### [The task]
Every record should be repeated exactly, except that pictures are left out.

### [Data for processing]
*-*-*

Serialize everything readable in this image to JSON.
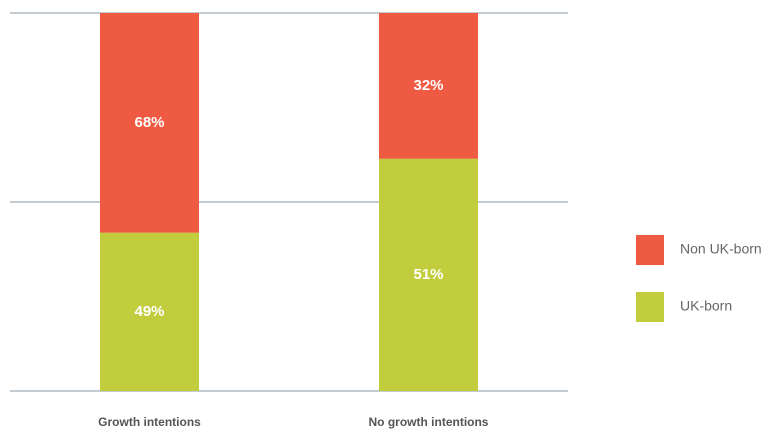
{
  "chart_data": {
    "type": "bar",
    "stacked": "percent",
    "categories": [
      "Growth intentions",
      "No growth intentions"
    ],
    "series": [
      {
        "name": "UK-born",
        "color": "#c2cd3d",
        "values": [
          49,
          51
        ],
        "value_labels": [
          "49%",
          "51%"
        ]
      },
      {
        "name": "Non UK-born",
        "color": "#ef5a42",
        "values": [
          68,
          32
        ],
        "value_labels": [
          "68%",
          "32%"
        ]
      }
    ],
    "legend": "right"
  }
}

*-*-*

### [Result of the task]
Serialize everything readable in this image to JSON.
{
  "chart_data": {
    "type": "bar",
    "stacked": "percent",
    "categories": [
      "Growth intentions",
      "No growth intentions"
    ],
    "series": [
      {
        "name": "UK-born",
        "color": "#c2cd3d",
        "values": [
          49,
          51
        ],
        "value_labels": [
          "49%",
          "51%"
        ]
      },
      {
        "name": "Non UK-born",
        "color": "#ef5a42",
        "values": [
          68,
          32
        ],
        "value_labels": [
          "68%",
          "32%"
        ]
      }
    ],
    "legend": "right"
  }
}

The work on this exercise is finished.